Some records>

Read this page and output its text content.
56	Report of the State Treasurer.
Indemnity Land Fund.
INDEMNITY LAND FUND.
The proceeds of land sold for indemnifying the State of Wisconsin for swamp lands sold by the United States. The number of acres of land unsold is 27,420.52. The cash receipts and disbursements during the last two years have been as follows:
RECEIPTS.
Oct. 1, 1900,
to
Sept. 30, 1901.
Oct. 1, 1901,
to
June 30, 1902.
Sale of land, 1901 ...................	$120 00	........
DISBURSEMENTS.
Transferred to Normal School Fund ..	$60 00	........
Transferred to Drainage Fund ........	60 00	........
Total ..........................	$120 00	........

Problem to solve>
Reproduce the data in its entirety, matching each character.

Result>
Read this page and output its text content.
56	Report of the State Treasurer.
Indemnity Land Fund.
INDEMNITY LAND FUND.
The proceeds of land sold for indemnifying the State of Wisconsin for swamp lands sold by the United States. The number of acres of land unsold is 27,420.52. The cash receipts and disbursements during the last two years have been as follows:
RECEIPTS.
Oct. 1, 1900,
to
Sept. 30, 1901.
Oct. 1, 1901,
to
June 30, 1902.
Sale of land, 1901 ...................	$120 00	........
DISBURSEMENTS.
Transferred to Normal School Fund ..	$60 00	........
Transferred to Drainage Fund ........	60 00	........
Total ..........................	$120 00	........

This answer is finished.